>> Start
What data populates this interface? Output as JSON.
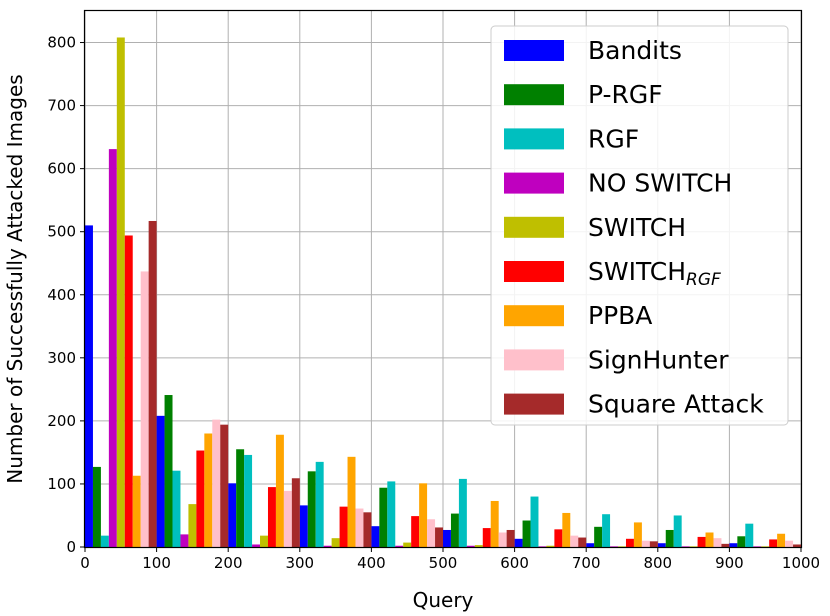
{
  "chart_data": {
    "type": "bar",
    "xlabel": "Query",
    "ylabel": "Number of Successfully Attacked Images",
    "xlim": [
      0,
      1000
    ],
    "ylim": [
      0,
      850
    ],
    "grid": true,
    "legend_position": "top-right",
    "x_ticks": [
      "0",
      "100",
      "200",
      "300",
      "400",
      "500",
      "600",
      "700",
      "800",
      "900",
      "1000"
    ],
    "y_ticks": [
      "0",
      "100",
      "200",
      "300",
      "400",
      "500",
      "600",
      "700",
      "800"
    ],
    "bin_width": 100,
    "categories": [
      0,
      100,
      200,
      300,
      400,
      500,
      600,
      700,
      800,
      900
    ],
    "series": [
      {
        "name": "Bandits",
        "color": "#0000ff",
        "values": [
          510,
          208,
          101,
          66,
          33,
          27,
          13,
          6,
          6,
          6
        ]
      },
      {
        "name": "P-RGF",
        "color": "#008000",
        "values": [
          127,
          241,
          155,
          120,
          94,
          53,
          42,
          32,
          27,
          17
        ]
      },
      {
        "name": "RGF",
        "color": "#00bfbf",
        "values": [
          18,
          121,
          146,
          135,
          104,
          108,
          80,
          52,
          50,
          37
        ]
      },
      {
        "name": "NO SWITCH",
        "color": "#bf00bf",
        "values": [
          631,
          20,
          4,
          2,
          2,
          2,
          1,
          1,
          1,
          1
        ]
      },
      {
        "name": "SWITCH",
        "color": "#bfbf00",
        "values": [
          808,
          68,
          18,
          14,
          7,
          3,
          2,
          1,
          1,
          1
        ]
      },
      {
        "name": "SWITCH",
        "name_sub": "RGF",
        "color": "#ff0000",
        "values": [
          494,
          153,
          95,
          64,
          49,
          30,
          28,
          13,
          16,
          12
        ]
      },
      {
        "name": "PPBA",
        "color": "#ffa500",
        "values": [
          113,
          180,
          178,
          143,
          101,
          73,
          54,
          39,
          23,
          21
        ]
      },
      {
        "name": "SignHunter",
        "color": "#ffc0cb",
        "values": [
          437,
          202,
          89,
          61,
          44,
          23,
          18,
          10,
          14,
          10
        ]
      },
      {
        "name": "Square Attack",
        "color": "#a52a2a",
        "values": [
          517,
          194,
          109,
          55,
          31,
          27,
          15,
          9,
          5,
          4
        ]
      }
    ]
  }
}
>> End
DIRECTION | Go through the material above and copy each line that has the word "color".

CORRECT RESPONSE |
        "color": "#0000ff",
        "color": "#008000",
        "color": "#00bfbf",
        "color": "#bf00bf",
        "color": "#bfbf00",
        "color": "#ff0000",
        "color": "#ffa500",
        "color": "#ffc0cb",
        "color": "#a52a2a",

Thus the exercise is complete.